* _What you should do_
Find the line containing "Give me the". Reproduce it and every line after it up to the end of the records, exactly as written.
+--
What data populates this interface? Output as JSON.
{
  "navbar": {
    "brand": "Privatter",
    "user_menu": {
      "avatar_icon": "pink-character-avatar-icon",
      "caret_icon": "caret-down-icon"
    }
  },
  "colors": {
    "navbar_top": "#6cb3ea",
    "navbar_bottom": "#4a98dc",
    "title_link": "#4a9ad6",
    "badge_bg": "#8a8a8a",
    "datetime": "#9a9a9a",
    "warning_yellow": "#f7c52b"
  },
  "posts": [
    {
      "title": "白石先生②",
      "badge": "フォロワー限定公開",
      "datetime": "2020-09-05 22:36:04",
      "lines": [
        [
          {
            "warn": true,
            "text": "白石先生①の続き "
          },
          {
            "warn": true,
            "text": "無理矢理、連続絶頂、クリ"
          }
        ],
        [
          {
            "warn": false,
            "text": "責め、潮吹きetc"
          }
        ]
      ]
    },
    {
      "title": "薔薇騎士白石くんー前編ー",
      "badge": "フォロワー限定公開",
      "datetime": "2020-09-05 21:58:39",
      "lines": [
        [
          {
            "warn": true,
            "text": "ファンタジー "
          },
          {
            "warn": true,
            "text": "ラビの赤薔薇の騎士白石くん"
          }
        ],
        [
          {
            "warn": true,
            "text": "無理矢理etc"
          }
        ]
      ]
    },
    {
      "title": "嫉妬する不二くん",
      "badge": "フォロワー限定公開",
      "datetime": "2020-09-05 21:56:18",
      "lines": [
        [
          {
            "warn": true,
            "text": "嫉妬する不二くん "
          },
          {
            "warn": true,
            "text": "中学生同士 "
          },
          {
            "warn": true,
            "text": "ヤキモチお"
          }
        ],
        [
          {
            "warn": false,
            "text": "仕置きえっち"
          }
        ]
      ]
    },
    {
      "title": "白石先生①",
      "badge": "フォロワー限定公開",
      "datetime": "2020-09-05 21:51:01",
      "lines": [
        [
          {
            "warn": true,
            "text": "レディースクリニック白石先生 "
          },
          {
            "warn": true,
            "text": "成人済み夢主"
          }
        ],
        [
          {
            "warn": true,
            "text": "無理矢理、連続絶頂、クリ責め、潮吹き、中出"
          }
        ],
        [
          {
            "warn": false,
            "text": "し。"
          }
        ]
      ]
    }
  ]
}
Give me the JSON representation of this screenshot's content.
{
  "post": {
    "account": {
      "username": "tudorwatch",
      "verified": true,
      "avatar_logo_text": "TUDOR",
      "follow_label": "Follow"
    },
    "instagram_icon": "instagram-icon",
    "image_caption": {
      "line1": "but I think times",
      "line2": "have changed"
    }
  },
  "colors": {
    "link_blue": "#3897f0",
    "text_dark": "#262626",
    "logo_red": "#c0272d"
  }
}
+--
* _Written response_
Give me the JSON representation of this screenshot's content.
{
  "post": {
    "account": {
      "username": "tudorwatch",
      "verified": true,
      "avatar_logo_text": "TUDOR",
      "follow_label": "Follow"
    },
    "instagram_icon": "instagram-icon",
    "image_caption": {
      "line1": "but I think times",
      "line2": "have changed"
    }
  },
  "colors": {
    "link_blue": "#3897f0",
    "text_dark": "#262626",
    "logo_red": "#c0272d"
  }
}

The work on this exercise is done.